=== Data supplied ===

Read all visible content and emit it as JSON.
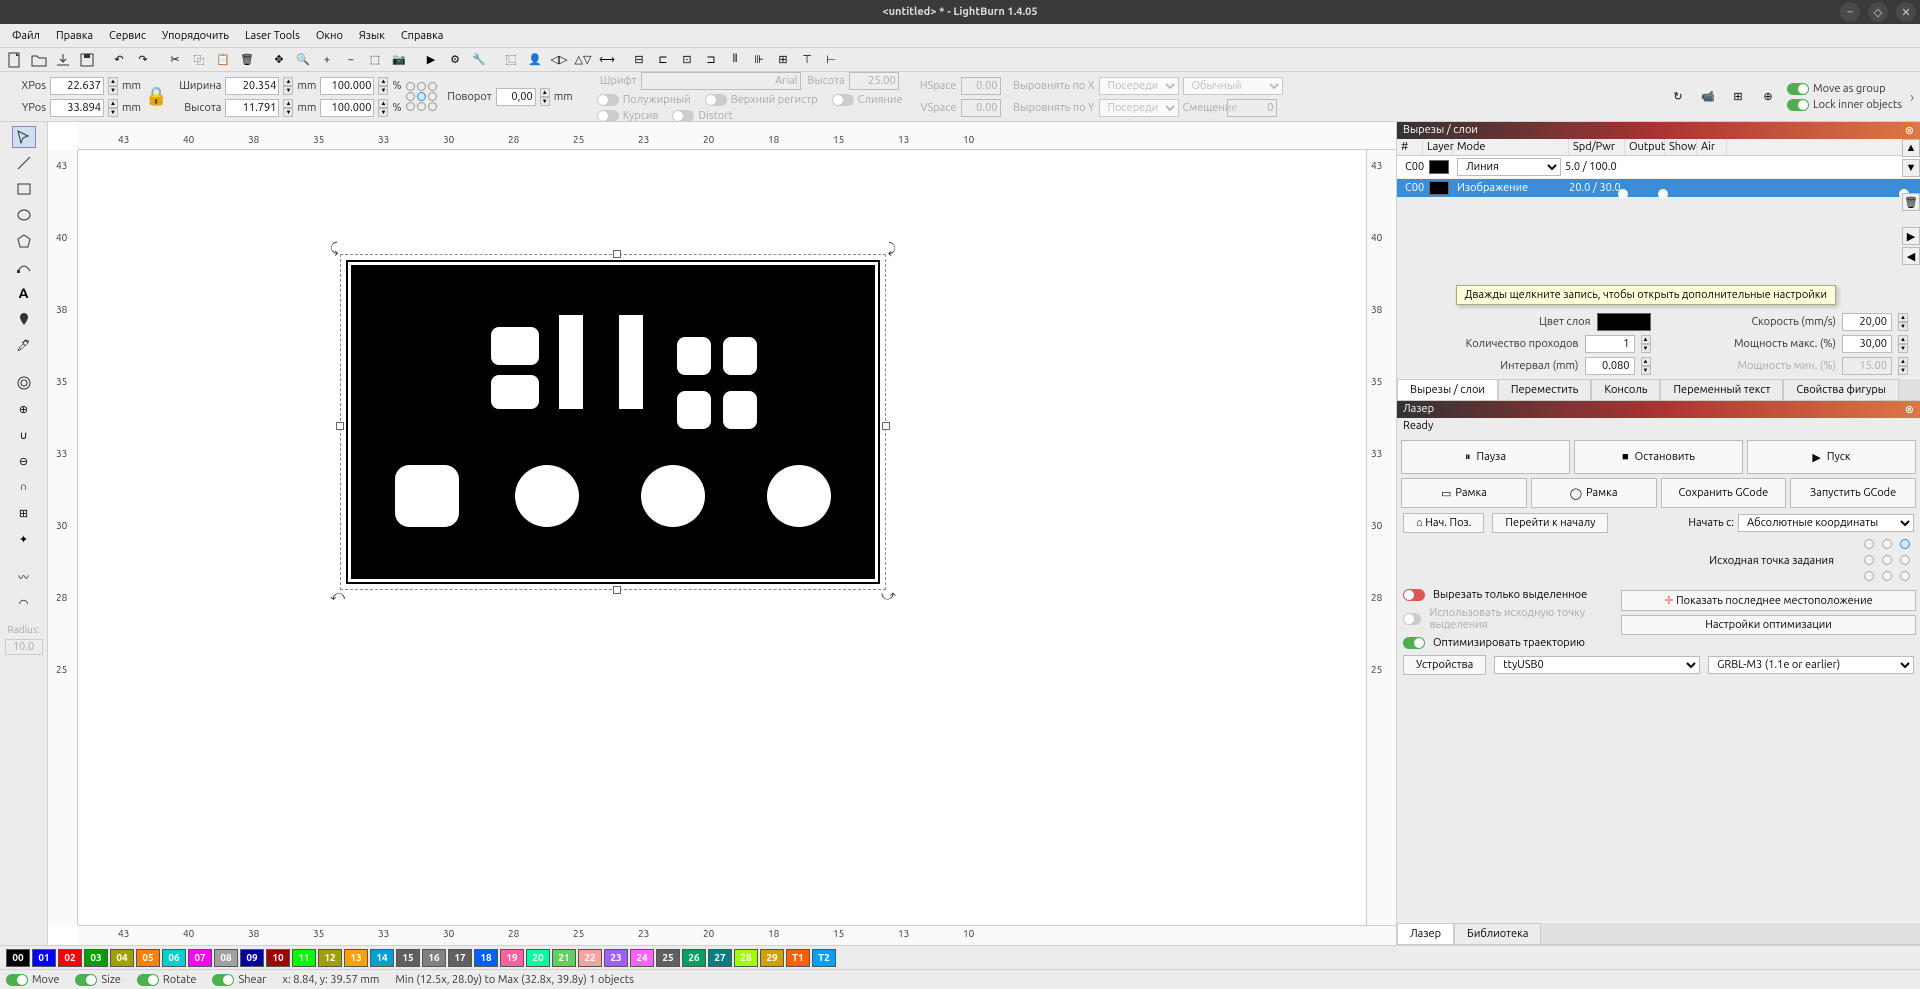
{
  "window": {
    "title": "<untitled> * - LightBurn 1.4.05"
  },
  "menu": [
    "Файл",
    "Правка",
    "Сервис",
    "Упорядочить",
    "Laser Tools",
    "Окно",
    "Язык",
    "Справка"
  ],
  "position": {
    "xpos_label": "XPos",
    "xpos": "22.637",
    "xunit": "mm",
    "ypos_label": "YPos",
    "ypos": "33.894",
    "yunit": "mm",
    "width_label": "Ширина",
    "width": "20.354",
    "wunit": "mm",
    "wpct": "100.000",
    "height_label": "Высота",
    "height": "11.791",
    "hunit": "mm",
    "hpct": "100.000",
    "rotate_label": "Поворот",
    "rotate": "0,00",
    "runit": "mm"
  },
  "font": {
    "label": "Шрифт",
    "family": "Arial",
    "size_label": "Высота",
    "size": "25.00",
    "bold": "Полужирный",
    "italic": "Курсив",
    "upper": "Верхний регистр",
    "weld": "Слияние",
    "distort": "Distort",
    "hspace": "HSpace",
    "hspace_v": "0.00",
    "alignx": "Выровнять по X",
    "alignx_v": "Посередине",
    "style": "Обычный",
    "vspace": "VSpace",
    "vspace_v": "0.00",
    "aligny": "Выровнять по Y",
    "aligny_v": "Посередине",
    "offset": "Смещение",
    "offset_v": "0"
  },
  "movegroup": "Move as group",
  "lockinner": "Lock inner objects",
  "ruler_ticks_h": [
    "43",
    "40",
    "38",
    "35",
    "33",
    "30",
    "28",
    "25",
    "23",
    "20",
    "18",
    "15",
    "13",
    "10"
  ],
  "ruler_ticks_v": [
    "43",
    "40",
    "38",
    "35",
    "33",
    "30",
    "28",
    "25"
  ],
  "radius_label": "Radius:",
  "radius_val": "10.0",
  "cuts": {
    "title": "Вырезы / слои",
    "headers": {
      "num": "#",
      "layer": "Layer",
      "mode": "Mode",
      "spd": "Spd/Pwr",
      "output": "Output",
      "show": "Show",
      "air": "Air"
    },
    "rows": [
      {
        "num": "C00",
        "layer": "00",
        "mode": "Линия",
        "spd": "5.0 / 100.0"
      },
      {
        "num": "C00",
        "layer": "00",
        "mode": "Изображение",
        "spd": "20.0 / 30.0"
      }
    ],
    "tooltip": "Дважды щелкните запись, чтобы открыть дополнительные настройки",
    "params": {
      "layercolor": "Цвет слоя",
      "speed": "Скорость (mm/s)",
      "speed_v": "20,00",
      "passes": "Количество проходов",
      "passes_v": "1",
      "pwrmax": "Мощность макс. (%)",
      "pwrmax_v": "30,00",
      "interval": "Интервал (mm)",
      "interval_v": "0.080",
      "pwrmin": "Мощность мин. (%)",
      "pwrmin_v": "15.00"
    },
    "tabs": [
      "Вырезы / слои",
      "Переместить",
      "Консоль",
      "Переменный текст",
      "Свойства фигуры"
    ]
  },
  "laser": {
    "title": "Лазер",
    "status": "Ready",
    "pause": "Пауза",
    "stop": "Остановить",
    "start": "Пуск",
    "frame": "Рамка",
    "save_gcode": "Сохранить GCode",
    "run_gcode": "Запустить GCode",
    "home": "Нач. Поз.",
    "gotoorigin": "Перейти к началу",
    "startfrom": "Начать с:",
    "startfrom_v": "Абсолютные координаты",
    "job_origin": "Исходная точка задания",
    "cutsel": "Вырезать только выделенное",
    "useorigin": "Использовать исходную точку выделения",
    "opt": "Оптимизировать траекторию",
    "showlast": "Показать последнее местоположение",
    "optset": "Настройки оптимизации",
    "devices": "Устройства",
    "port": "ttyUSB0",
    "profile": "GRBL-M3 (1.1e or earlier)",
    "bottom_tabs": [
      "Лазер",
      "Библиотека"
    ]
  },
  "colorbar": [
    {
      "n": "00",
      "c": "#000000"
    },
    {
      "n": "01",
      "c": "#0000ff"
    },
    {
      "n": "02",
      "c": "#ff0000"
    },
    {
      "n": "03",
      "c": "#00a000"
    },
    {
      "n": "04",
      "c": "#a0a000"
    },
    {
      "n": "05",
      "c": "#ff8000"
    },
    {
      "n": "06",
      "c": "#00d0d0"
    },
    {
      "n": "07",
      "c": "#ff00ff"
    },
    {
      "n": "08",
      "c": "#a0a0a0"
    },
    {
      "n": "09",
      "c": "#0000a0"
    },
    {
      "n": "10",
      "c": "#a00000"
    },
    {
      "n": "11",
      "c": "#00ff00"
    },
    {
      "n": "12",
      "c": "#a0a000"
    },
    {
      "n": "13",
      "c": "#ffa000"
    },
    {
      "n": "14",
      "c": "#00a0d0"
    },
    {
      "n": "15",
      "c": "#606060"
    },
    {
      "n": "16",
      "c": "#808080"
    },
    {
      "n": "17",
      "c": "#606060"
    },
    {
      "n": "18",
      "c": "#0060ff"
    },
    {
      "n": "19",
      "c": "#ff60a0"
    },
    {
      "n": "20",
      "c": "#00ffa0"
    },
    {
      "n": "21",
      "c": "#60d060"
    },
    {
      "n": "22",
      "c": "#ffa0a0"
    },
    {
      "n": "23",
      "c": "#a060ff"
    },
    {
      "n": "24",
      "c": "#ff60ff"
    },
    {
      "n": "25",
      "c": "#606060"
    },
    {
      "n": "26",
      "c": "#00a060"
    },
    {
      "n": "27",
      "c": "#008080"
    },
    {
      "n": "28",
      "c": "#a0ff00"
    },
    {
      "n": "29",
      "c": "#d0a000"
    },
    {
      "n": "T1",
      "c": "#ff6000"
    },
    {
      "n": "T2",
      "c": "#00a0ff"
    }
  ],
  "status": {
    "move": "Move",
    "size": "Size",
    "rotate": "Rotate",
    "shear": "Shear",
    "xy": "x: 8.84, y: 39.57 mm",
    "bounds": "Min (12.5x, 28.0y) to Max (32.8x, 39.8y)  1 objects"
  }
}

===

Where does the word "Посередине" appear? Return each line that holds it.

## Task output
    "alignx_v": "Посередине",
    "aligny_v": "Посередине",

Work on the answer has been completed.